Each line that includes "para" counts once; give the total and nothing besides.

[Stored records]
────

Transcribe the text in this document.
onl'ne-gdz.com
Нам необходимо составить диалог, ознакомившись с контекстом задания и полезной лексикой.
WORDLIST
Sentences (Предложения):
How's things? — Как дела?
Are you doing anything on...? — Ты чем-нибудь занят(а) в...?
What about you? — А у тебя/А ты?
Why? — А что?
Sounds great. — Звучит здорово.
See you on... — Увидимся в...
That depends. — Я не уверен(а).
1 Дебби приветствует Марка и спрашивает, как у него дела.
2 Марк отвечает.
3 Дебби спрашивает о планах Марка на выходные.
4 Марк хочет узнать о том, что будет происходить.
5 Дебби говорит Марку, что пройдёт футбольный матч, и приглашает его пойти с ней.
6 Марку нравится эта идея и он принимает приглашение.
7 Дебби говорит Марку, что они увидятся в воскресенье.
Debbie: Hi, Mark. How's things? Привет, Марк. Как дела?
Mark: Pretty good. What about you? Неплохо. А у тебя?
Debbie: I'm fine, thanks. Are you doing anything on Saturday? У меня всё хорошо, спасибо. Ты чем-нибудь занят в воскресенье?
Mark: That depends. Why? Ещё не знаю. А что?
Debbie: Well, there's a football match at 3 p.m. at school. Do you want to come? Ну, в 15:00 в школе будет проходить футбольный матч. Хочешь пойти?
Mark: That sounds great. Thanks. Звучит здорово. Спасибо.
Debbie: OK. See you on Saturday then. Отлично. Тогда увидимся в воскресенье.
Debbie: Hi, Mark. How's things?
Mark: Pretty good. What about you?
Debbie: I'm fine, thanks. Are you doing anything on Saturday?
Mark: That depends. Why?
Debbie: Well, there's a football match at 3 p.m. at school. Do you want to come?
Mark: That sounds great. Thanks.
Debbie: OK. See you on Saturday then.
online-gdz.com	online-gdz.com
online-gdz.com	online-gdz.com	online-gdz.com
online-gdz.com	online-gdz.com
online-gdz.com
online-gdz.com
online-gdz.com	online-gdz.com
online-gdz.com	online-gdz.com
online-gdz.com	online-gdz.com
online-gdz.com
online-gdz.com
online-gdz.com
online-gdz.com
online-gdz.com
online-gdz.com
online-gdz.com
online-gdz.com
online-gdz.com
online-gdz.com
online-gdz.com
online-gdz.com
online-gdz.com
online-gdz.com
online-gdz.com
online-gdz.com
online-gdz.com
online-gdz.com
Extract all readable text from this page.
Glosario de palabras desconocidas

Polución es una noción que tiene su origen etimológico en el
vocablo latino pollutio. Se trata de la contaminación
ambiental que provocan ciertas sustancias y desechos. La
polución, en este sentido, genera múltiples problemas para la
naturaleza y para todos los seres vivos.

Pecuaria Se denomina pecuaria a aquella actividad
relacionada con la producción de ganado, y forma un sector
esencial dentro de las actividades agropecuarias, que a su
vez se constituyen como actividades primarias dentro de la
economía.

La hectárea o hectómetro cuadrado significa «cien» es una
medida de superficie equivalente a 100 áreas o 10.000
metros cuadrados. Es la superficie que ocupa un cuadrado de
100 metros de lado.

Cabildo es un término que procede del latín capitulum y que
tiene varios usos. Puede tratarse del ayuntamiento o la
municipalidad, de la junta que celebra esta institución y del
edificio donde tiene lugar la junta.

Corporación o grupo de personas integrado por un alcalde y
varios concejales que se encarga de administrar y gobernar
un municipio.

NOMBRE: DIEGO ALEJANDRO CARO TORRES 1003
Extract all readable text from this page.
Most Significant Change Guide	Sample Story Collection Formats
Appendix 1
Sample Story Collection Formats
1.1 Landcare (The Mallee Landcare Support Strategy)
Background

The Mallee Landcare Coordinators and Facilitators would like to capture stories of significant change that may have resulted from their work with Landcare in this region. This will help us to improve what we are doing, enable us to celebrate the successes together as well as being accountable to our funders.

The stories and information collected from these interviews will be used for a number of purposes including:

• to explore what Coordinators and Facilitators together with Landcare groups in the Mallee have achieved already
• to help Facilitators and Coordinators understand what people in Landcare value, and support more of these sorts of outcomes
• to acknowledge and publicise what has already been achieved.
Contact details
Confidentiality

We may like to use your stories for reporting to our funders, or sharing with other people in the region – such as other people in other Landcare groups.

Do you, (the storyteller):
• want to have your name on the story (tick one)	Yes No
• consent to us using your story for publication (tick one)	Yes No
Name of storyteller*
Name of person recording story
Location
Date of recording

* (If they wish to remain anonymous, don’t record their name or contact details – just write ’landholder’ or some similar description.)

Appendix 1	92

────

Solved problem
2